PROBLEM DETAILS -> Copy each line below exactly and leave the pictures out.

DATASET ->
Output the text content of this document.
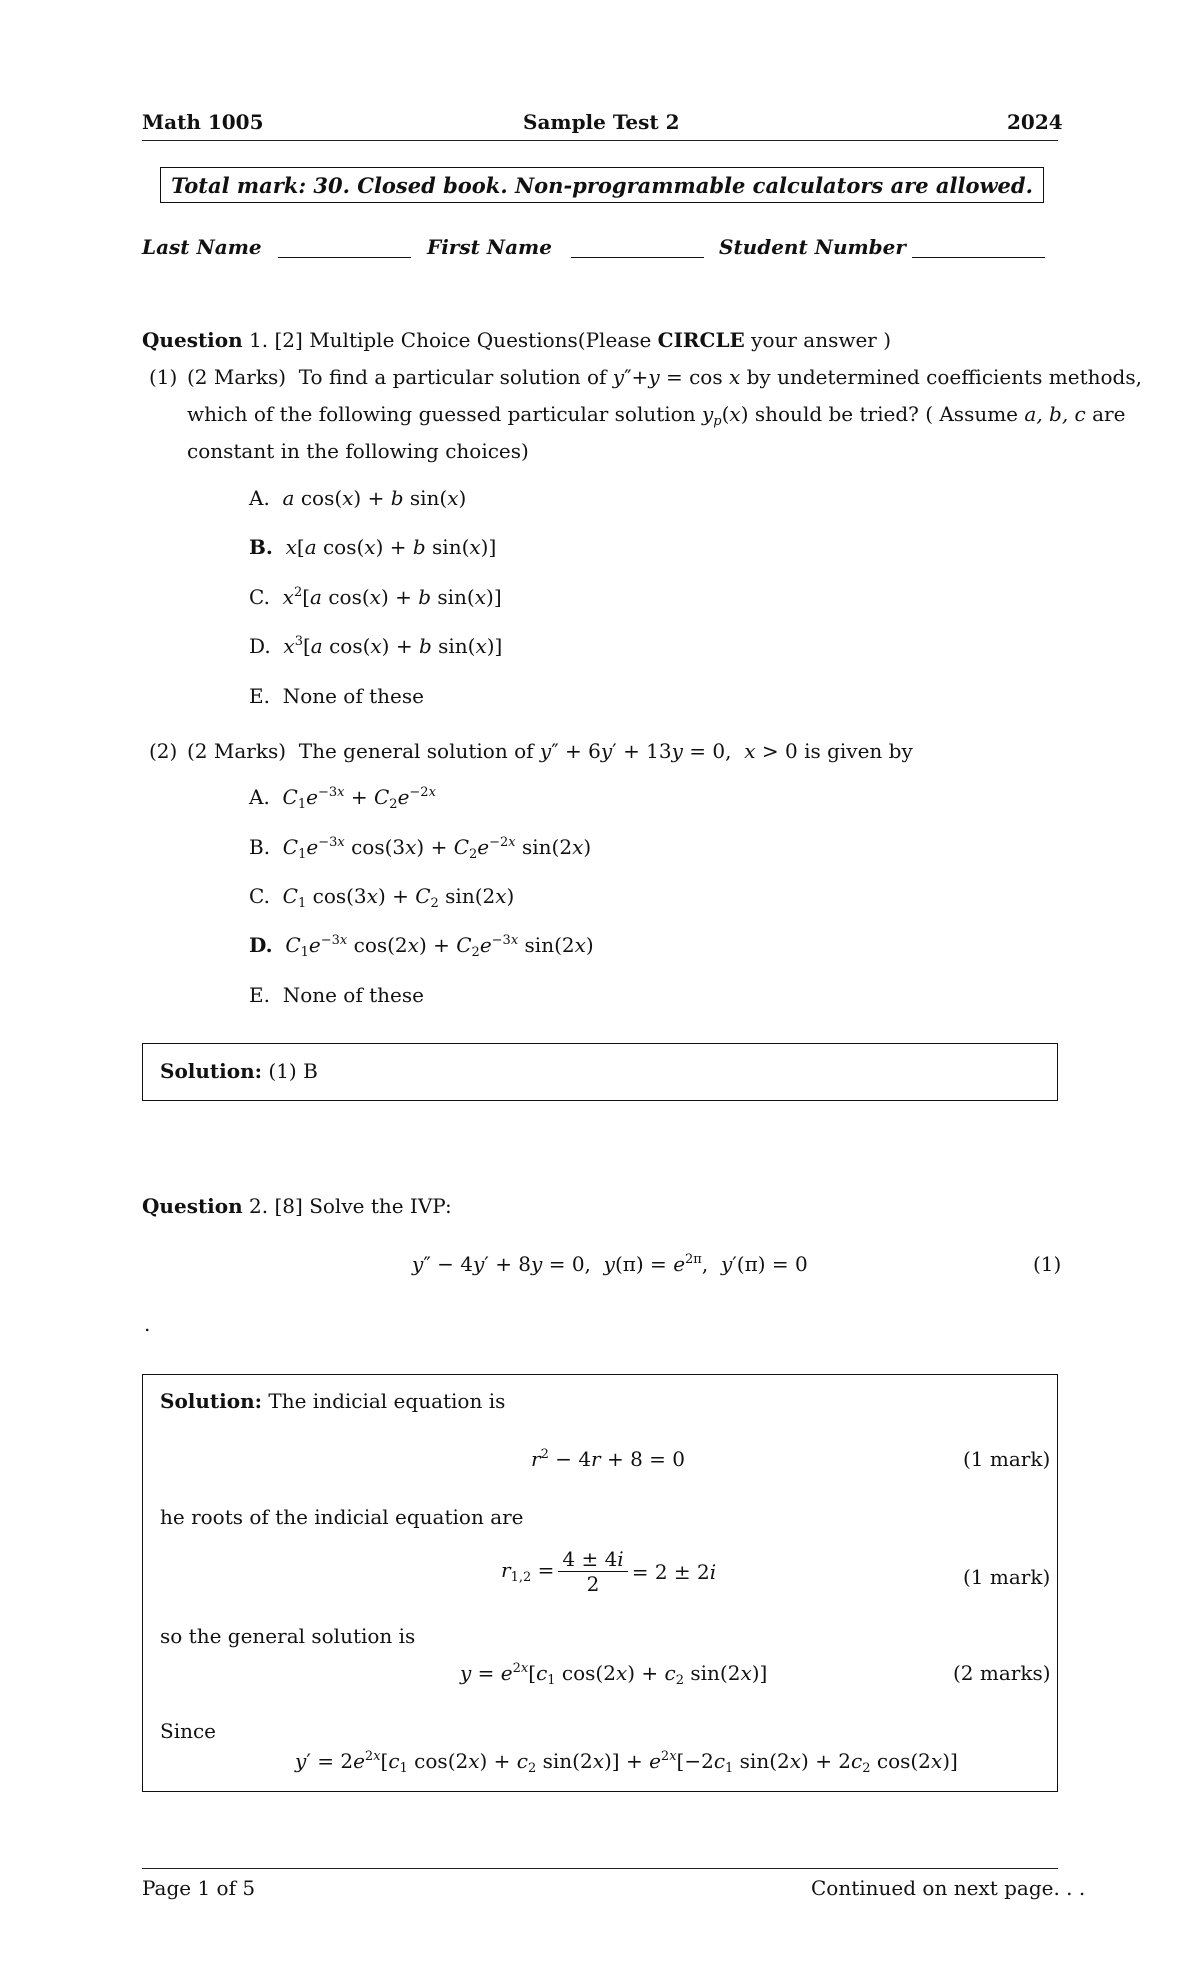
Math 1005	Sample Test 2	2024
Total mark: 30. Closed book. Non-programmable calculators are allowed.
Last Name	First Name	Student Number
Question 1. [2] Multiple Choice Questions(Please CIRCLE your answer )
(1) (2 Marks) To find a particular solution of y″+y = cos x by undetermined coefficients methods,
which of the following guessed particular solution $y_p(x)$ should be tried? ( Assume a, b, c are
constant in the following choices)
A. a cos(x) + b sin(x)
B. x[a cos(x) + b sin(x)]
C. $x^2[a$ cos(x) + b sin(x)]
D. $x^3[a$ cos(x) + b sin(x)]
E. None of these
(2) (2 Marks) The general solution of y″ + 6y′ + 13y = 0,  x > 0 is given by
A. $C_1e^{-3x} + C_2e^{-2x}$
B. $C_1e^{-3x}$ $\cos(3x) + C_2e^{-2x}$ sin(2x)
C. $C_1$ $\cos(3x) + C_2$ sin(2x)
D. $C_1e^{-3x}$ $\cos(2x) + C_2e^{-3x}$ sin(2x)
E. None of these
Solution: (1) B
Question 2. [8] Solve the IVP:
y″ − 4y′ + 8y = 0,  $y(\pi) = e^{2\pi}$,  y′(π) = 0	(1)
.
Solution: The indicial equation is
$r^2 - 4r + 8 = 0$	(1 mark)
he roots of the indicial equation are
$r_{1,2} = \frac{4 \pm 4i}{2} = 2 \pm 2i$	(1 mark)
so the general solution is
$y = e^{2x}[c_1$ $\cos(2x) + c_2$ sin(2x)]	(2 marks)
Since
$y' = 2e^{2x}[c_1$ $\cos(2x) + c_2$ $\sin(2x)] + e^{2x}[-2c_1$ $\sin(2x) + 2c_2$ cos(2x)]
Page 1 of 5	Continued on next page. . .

EXPECTED ANSWER ->
Output the text content of this document.
Math 1005	Sample Test 2	2024
Total mark: 30. Closed book. Non-programmable calculators are allowed.
Last Name	First Name	Student Number
Question 1. [2] Multiple Choice Questions(Please CIRCLE your answer )
(1) (2 Marks) To find a particular solution of y″+y = cos x by undetermined coefficients methods,
which of the following guessed particular solution $y_p(x)$ should be tried? ( Assume a, b, c are
constant in the following choices)
A. a cos(x) + b sin(x)
B. x[a cos(x) + b sin(x)]
C. $x^2[a$ cos(x) + b sin(x)]
D. $x^3[a$ cos(x) + b sin(x)]
E. None of these
(2) (2 Marks) The general solution of y″ + 6y′ + 13y = 0,  x > 0 is given by
A. $C_1e^{-3x} + C_2e^{-2x}$
B. $C_1e^{-3x}$ $\cos(3x) + C_2e^{-2x}$ sin(2x)
C. $C_1$ $\cos(3x) + C_2$ sin(2x)
D. $C_1e^{-3x}$ $\cos(2x) + C_2e^{-3x}$ sin(2x)
E. None of these
Solution: (1) B
Question 2. [8] Solve the IVP:
y″ − 4y′ + 8y = 0,  $y(\pi) = e^{2\pi}$,  y′(π) = 0	(1)
.
Solution: The indicial equation is
$r^2 - 4r + 8 = 0$	(1 mark)
he roots of the indicial equation are
$r_{1,2} = \frac{4 \pm 4i}{2} = 2 \pm 2i$	(1 mark)
so the general solution is
$y = e^{2x}[c_1$ $\cos(2x) + c_2$ sin(2x)]	(2 marks)
Since
$y' = 2e^{2x}[c_1$ $\cos(2x) + c_2$ $\sin(2x)] + e^{2x}[-2c_1$ $\sin(2x) + 2c_2$ cos(2x)]
Page 1 of 5	Continued on next page. . .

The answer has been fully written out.